(Supplied records):
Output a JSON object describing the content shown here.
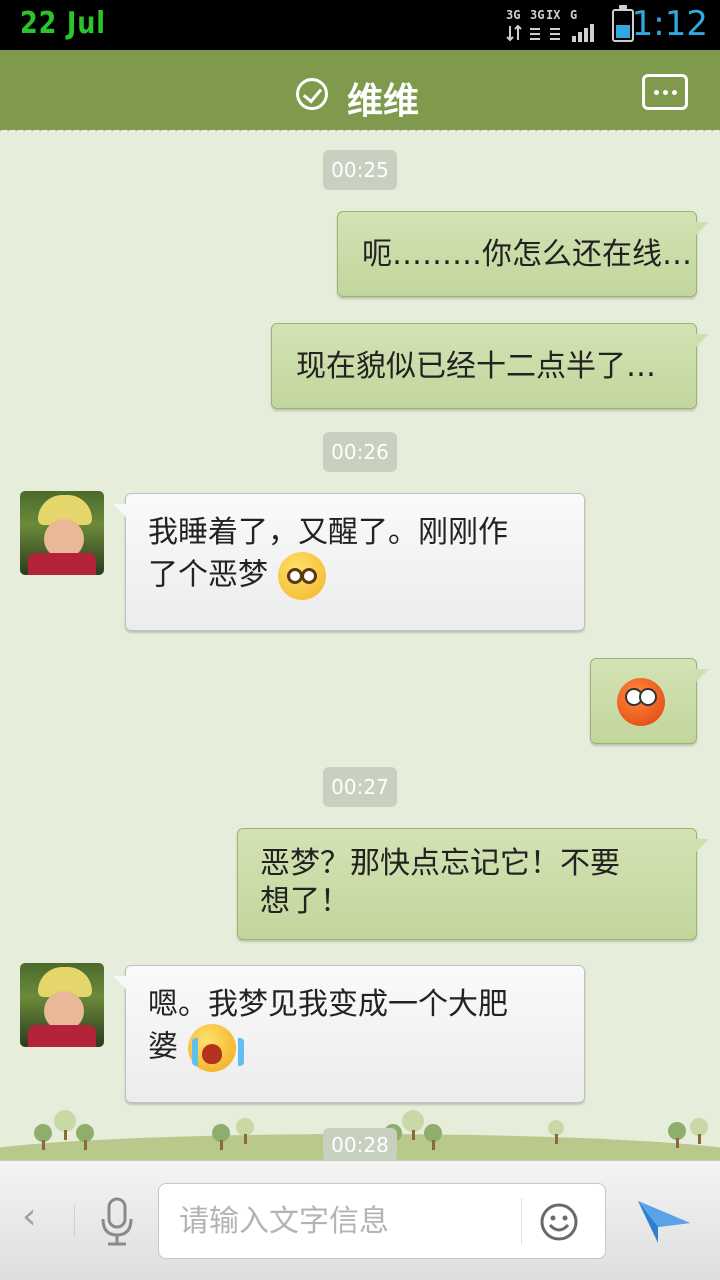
{
  "status_bar": {
    "date": "22  Jul",
    "network_labels": [
      "3G",
      "3G",
      "IX",
      "G"
    ],
    "time": "1:12",
    "battery_level_fraction": 0.45
  },
  "header": {
    "contact_name": "维维"
  },
  "messages": [
    {
      "kind": "time",
      "text": "00:25"
    },
    {
      "kind": "out",
      "text": "呃………你怎么还在线…"
    },
    {
      "kind": "out",
      "text": "现在貌似已经十二点半了…"
    },
    {
      "kind": "time",
      "text": "00:26"
    },
    {
      "kind": "in",
      "line1": "我睡着了，又醒了。刚刚作",
      "line2": "了个恶梦",
      "emoji": "pleading-face-icon"
    },
    {
      "kind": "out",
      "emoji": "angry-face-icon"
    },
    {
      "kind": "time",
      "text": "00:27"
    },
    {
      "kind": "out",
      "line1": "恶梦？那快点忘记它！不要",
      "line2": "想了！"
    },
    {
      "kind": "in",
      "line1": "嗯。我梦见我变成一个大肥",
      "line2": "婆",
      "emoji": "crying-face-icon"
    },
    {
      "kind": "time",
      "text": "00:28"
    }
  ],
  "input_bar": {
    "back_label": "‹",
    "placeholder": "请输入文字信息"
  },
  "colors": {
    "header_green": "#7f9a4c",
    "outgoing_bubble": "#c8dba6",
    "incoming_bubble": "#f4f4f4",
    "status_time": "#33a8e0",
    "status_date": "#2cc42c",
    "send_arrow": "#2f7fd0"
  }
}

(Problem to solve): Write out every line of the listing that holds the word "emoji".

(Solution to this task):
      "emoji": "pleading-face-icon"
      "emoji": "angry-face-icon"
      "emoji": "crying-face-icon"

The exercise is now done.